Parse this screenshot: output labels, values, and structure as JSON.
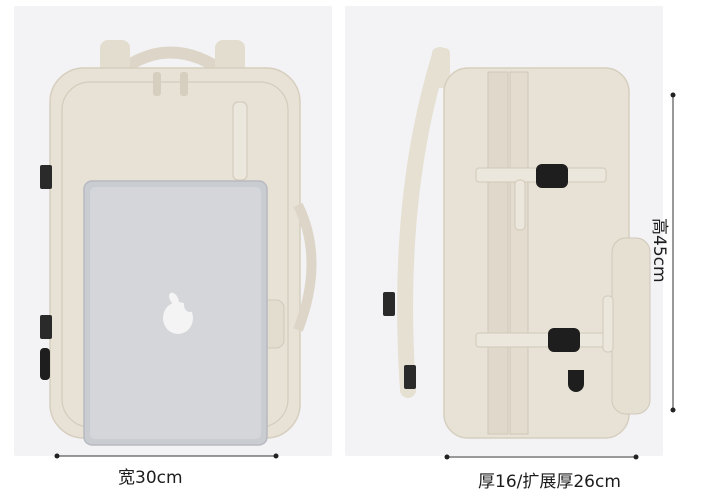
{
  "dimensions": {
    "width_label": "宽30cm",
    "height_label": "高45cm",
    "depth_label": "厚16/扩展厚26cm"
  },
  "colors": {
    "bag": "#e8e2d6",
    "bag_shadow": "#d9d2c3",
    "laptop": "#c9ccd1",
    "buckle": "#1e1e1e",
    "background": "#f3f3f5"
  },
  "icons": [
    "apple-logo-icon",
    "usb-port-icon",
    "buckle-icon"
  ]
}
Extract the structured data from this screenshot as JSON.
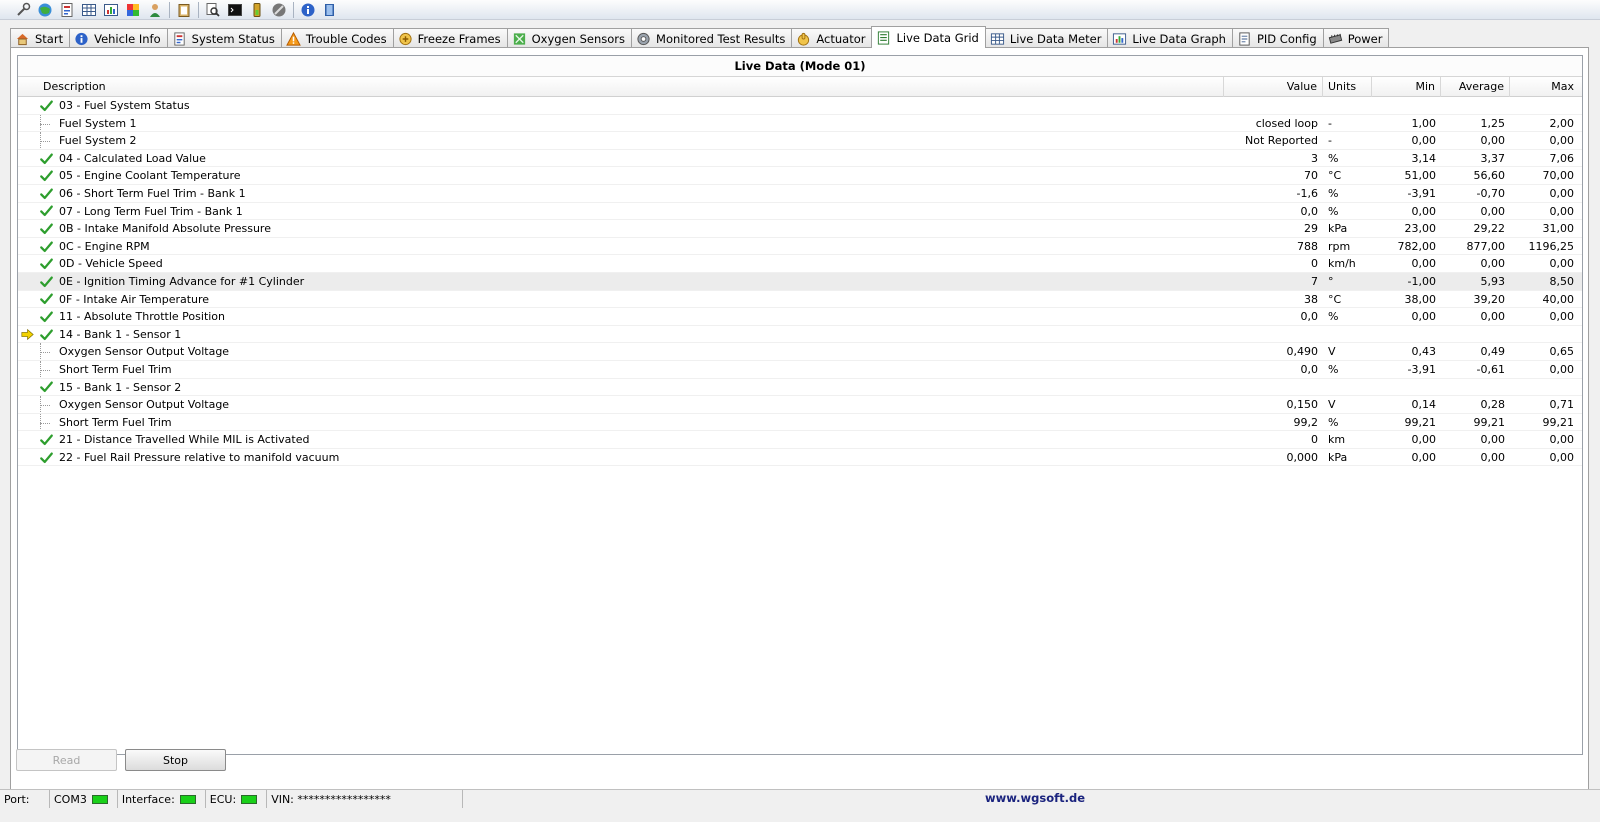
{
  "toolbar": {
    "icons": [
      "wrench-icon",
      "globe-icon",
      "report-icon",
      "grid-icon",
      "chart-icon",
      "colors-icon",
      "user-icon",
      "clipboard-icon",
      "search-icon",
      "terminal-icon",
      "battery-icon",
      "stop-icon",
      "info-icon",
      "book-icon"
    ]
  },
  "tabs": [
    {
      "label": "Start",
      "icon": "house-icon"
    },
    {
      "label": "Vehicle Info",
      "icon": "info-icon"
    },
    {
      "label": "System Status",
      "icon": "report-icon"
    },
    {
      "label": "Trouble Codes",
      "icon": "warning-icon"
    },
    {
      "label": "Freeze Frames",
      "icon": "freeze-icon"
    },
    {
      "label": "Oxygen Sensors",
      "icon": "sensor-icon"
    },
    {
      "label": "Monitored Test Results",
      "icon": "gear-icon"
    },
    {
      "label": "Actuator",
      "icon": "hand-icon"
    },
    {
      "label": "Live Data Grid",
      "icon": "list-icon",
      "active": true
    },
    {
      "label": "Live Data Meter",
      "icon": "grid-icon"
    },
    {
      "label": "Live Data Graph",
      "icon": "chart-icon"
    },
    {
      "label": "PID Config",
      "icon": "document-icon"
    },
    {
      "label": "Power",
      "icon": "chip-icon"
    }
  ],
  "grid": {
    "title": "Live Data (Mode 01)",
    "columns": {
      "description": "Description",
      "value": "Value",
      "units": "Units",
      "min": "Min",
      "average": "Average",
      "max": "Max"
    },
    "rows": [
      {
        "desc": "03 - Fuel System Status",
        "value": "",
        "units": "",
        "min": "",
        "avg": "",
        "max": "",
        "kind": "pid"
      },
      {
        "desc": "Fuel System 1",
        "value": "closed loop",
        "units": "-",
        "min": "1,00",
        "avg": "1,25",
        "max": "2,00",
        "kind": "child"
      },
      {
        "desc": "Fuel System 2",
        "value": "Not Reported",
        "units": "-",
        "min": "0,00",
        "avg": "0,00",
        "max": "0,00",
        "kind": "child"
      },
      {
        "desc": "04 - Calculated Load Value",
        "value": "3",
        "units": "%",
        "min": "3,14",
        "avg": "3,37",
        "max": "7,06",
        "kind": "pid"
      },
      {
        "desc": "05 - Engine Coolant Temperature",
        "value": "70",
        "units": "°C",
        "min": "51,00",
        "avg": "56,60",
        "max": "70,00",
        "kind": "pid"
      },
      {
        "desc": "06 - Short Term Fuel Trim - Bank 1",
        "value": "-1,6",
        "units": "%",
        "min": "-3,91",
        "avg": "-0,70",
        "max": "0,00",
        "kind": "pid"
      },
      {
        "desc": "07 - Long Term Fuel Trim - Bank 1",
        "value": "0,0",
        "units": "%",
        "min": "0,00",
        "avg": "0,00",
        "max": "0,00",
        "kind": "pid"
      },
      {
        "desc": "0B - Intake Manifold Absolute Pressure",
        "value": "29",
        "units": "kPa",
        "min": "23,00",
        "avg": "29,22",
        "max": "31,00",
        "kind": "pid"
      },
      {
        "desc": "0C - Engine RPM",
        "value": "788",
        "units": "rpm",
        "min": "782,00",
        "avg": "877,00",
        "max": "1196,25",
        "kind": "pid"
      },
      {
        "desc": "0D - Vehicle Speed",
        "value": "0",
        "units": "km/h",
        "min": "0,00",
        "avg": "0,00",
        "max": "0,00",
        "kind": "pid"
      },
      {
        "desc": "0E - Ignition Timing Advance for #1 Cylinder",
        "value": "7",
        "units": "°",
        "min": "-1,00",
        "avg": "5,93",
        "max": "8,50",
        "kind": "pid",
        "selected": true
      },
      {
        "desc": "0F - Intake Air Temperature",
        "value": "38",
        "units": "°C",
        "min": "38,00",
        "avg": "39,20",
        "max": "40,00",
        "kind": "pid"
      },
      {
        "desc": "11 - Absolute Throttle Position",
        "value": "0,0",
        "units": "%",
        "min": "0,00",
        "avg": "0,00",
        "max": "0,00",
        "kind": "pid"
      },
      {
        "desc": "14 - Bank 1 - Sensor 1",
        "value": "",
        "units": "",
        "min": "",
        "avg": "",
        "max": "",
        "kind": "pid",
        "arrow": true
      },
      {
        "desc": "Oxygen Sensor Output Voltage",
        "value": "0,490",
        "units": "V",
        "min": "0,43",
        "avg": "0,49",
        "max": "0,65",
        "kind": "child"
      },
      {
        "desc": "Short Term Fuel Trim",
        "value": "0,0",
        "units": "%",
        "min": "-3,91",
        "avg": "-0,61",
        "max": "0,00",
        "kind": "child"
      },
      {
        "desc": "15 - Bank 1 - Sensor 2",
        "value": "",
        "units": "",
        "min": "",
        "avg": "",
        "max": "",
        "kind": "pid"
      },
      {
        "desc": "Oxygen Sensor Output Voltage",
        "value": "0,150",
        "units": "V",
        "min": "0,14",
        "avg": "0,28",
        "max": "0,71",
        "kind": "child"
      },
      {
        "desc": "Short Term Fuel Trim",
        "value": "99,2",
        "units": "%",
        "min": "99,21",
        "avg": "99,21",
        "max": "99,21",
        "kind": "child"
      },
      {
        "desc": "21 - Distance Travelled While MIL is Activated",
        "value": "0",
        "units": "km",
        "min": "0,00",
        "avg": "0,00",
        "max": "0,00",
        "kind": "pid"
      },
      {
        "desc": "22 - Fuel Rail Pressure relative to manifold vacuum",
        "value": "0,000",
        "units": "kPa",
        "min": "0,00",
        "avg": "0,00",
        "max": "0,00",
        "kind": "pid"
      }
    ]
  },
  "buttons": {
    "read": "Read",
    "stop": "Stop"
  },
  "status": {
    "port_label": "Port:",
    "port_value": "COM3",
    "interface_label": "Interface:",
    "ecu_label": "ECU:",
    "vin_label": "VIN:",
    "vin_value": "*****************",
    "website": "www.wgsoft.de"
  },
  "colors": {
    "check": "#2e9e2e",
    "arrow": "#f2d200",
    "led": "#19d019"
  }
}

- - -

__WORK INSTRUCTIONS__
Write out every record above exactly as it stands, but leave out the pictures.

__TASK RESULT__
Parse this screenshot: output labels, values, and structure as JSON.
{
  "dimensions": {
    "width_label": "宽30cm",
    "height_label": "高45cm",
    "depth_label": "厚16/扩展厚26cm"
  },
  "colors": {
    "bag": "#e8e2d6",
    "bag_shadow": "#d9d2c3",
    "laptop": "#c9ccd1",
    "buckle": "#1e1e1e",
    "background": "#f3f3f5"
  },
  "icons": [
    "apple-logo-icon",
    "usb-port-icon",
    "buckle-icon"
  ]
}
Extract the structured data from this screenshot as JSON.
{
  "toolbar": {
    "icons": [
      "wrench-icon",
      "globe-icon",
      "report-icon",
      "grid-icon",
      "chart-icon",
      "colors-icon",
      "user-icon",
      "clipboard-icon",
      "search-icon",
      "terminal-icon",
      "battery-icon",
      "stop-icon",
      "info-icon",
      "book-icon"
    ]
  },
  "tabs": [
    {
      "label": "Start",
      "icon": "house-icon"
    },
    {
      "label": "Vehicle Info",
      "icon": "info-icon"
    },
    {
      "label": "System Status",
      "icon": "report-icon"
    },
    {
      "label": "Trouble Codes",
      "icon": "warning-icon"
    },
    {
      "label": "Freeze Frames",
      "icon": "freeze-icon"
    },
    {
      "label": "Oxygen Sensors",
      "icon": "sensor-icon"
    },
    {
      "label": "Monitored Test Results",
      "icon": "gear-icon"
    },
    {
      "label": "Actuator",
      "icon": "hand-icon"
    },
    {
      "label": "Live Data Grid",
      "icon": "list-icon",
      "active": true
    },
    {
      "label": "Live Data Meter",
      "icon": "grid-icon"
    },
    {
      "label": "Live Data Graph",
      "icon": "chart-icon"
    },
    {
      "label": "PID Config",
      "icon": "document-icon"
    },
    {
      "label": "Power",
      "icon": "chip-icon"
    }
  ],
  "grid": {
    "title": "Live Data (Mode 01)",
    "columns": {
      "description": "Description",
      "value": "Value",
      "units": "Units",
      "min": "Min",
      "average": "Average",
      "max": "Max"
    },
    "rows": [
      {
        "desc": "03 - Fuel System Status",
        "value": "",
        "units": "",
        "min": "",
        "avg": "",
        "max": "",
        "kind": "pid"
      },
      {
        "desc": "Fuel System 1",
        "value": "closed loop",
        "units": "-",
        "min": "1,00",
        "avg": "1,25",
        "max": "2,00",
        "kind": "child"
      },
      {
        "desc": "Fuel System 2",
        "value": "Not Reported",
        "units": "-",
        "min": "0,00",
        "avg": "0,00",
        "max": "0,00",
        "kind": "child"
      },
      {
        "desc": "04 - Calculated Load Value",
        "value": "3",
        "units": "%",
        "min": "3,14",
        "avg": "3,37",
        "max": "7,06",
        "kind": "pid"
      },
      {
        "desc": "05 - Engine Coolant Temperature",
        "value": "70",
        "units": "°C",
        "min": "51,00",
        "avg": "56,60",
        "max": "70,00",
        "kind": "pid"
      },
      {
        "desc": "06 - Short Term Fuel Trim - Bank 1",
        "value": "-1,6",
        "units": "%",
        "min": "-3,91",
        "avg": "-0,70",
        "max": "0,00",
        "kind": "pid"
      },
      {
        "desc": "07 - Long Term Fuel Trim - Bank 1",
        "value": "0,0",
        "units": "%",
        "min": "0,00",
        "avg": "0,00",
        "max": "0,00",
        "kind": "pid"
      },
      {
        "desc": "0B - Intake Manifold Absolute Pressure",
        "value": "29",
        "units": "kPa",
        "min": "23,00",
        "avg": "29,22",
        "max": "31,00",
        "kind": "pid"
      },
      {
        "desc": "0C - Engine RPM",
        "value": "788",
        "units": "rpm",
        "min": "782,00",
        "avg": "877,00",
        "max": "1196,25",
        "kind": "pid"
      },
      {
        "desc": "0D - Vehicle Speed",
        "value": "0",
        "units": "km/h",
        "min": "0,00",
        "avg": "0,00",
        "max": "0,00",
        "kind": "pid"
      },
      {
        "desc": "0E - Ignition Timing Advance for #1 Cylinder",
        "value": "7",
        "units": "°",
        "min": "-1,00",
        "avg": "5,93",
        "max": "8,50",
        "kind": "pid",
        "selected": true
      },
      {
        "desc": "0F - Intake Air Temperature",
        "value": "38",
        "units": "°C",
        "min": "38,00",
        "avg": "39,20",
        "max": "40,00",
        "kind": "pid"
      },
      {
        "desc": "11 - Absolute Throttle Position",
        "value": "0,0",
        "units": "%",
        "min": "0,00",
        "avg": "0,00",
        "max": "0,00",
        "kind": "pid"
      },
      {
        "desc": "14 - Bank 1 - Sensor 1",
        "value": "",
        "units": "",
        "min": "",
        "avg": "",
        "max": "",
        "kind": "pid",
        "arrow": true
      },
      {
        "desc": "Oxygen Sensor Output Voltage",
        "value": "0,490",
        "units": "V",
        "min": "0,43",
        "avg": "0,49",
        "max": "0,65",
        "kind": "child"
      },
      {
        "desc": "Short Term Fuel Trim",
        "value": "0,0",
        "units": "%",
        "min": "-3,91",
        "avg": "-0,61",
        "max": "0,00",
        "kind": "child"
      },
      {
        "desc": "15 - Bank 1 - Sensor 2",
        "value": "",
        "units": "",
        "min": "",
        "avg": "",
        "max": "",
        "kind": "pid"
      },
      {
        "desc": "Oxygen Sensor Output Voltage",
        "value": "0,150",
        "units": "V",
        "min": "0,14",
        "avg": "0,28",
        "max": "0,71",
        "kind": "child"
      },
      {
        "desc": "Short Term Fuel Trim",
        "value": "99,2",
        "units": "%",
        "min": "99,21",
        "avg": "99,21",
        "max": "99,21",
        "kind": "child"
      },
      {
        "desc": "21 - Distance Travelled While MIL is Activated",
        "value": "0",
        "units": "km",
        "min": "0,00",
        "avg": "0,00",
        "max": "0,00",
        "kind": "pid"
      },
      {
        "desc": "22 - Fuel Rail Pressure relative to manifold vacuum",
        "value": "0,000",
        "units": "kPa",
        "min": "0,00",
        "avg": "0,00",
        "max": "0,00",
        "kind": "pid"
      }
    ]
  },
  "buttons": {
    "read": "Read",
    "stop": "Stop"
  },
  "status": {
    "port_label": "Port:",
    "port_value": "COM3",
    "interface_label": "Interface:",
    "ecu_label": "ECU:",
    "vin_label": "VIN:",
    "vin_value": "*****************",
    "website": "www.wgsoft.de"
  },
  "colors": {
    "check": "#2e9e2e",
    "arrow": "#f2d200",
    "led": "#19d019"
  }
}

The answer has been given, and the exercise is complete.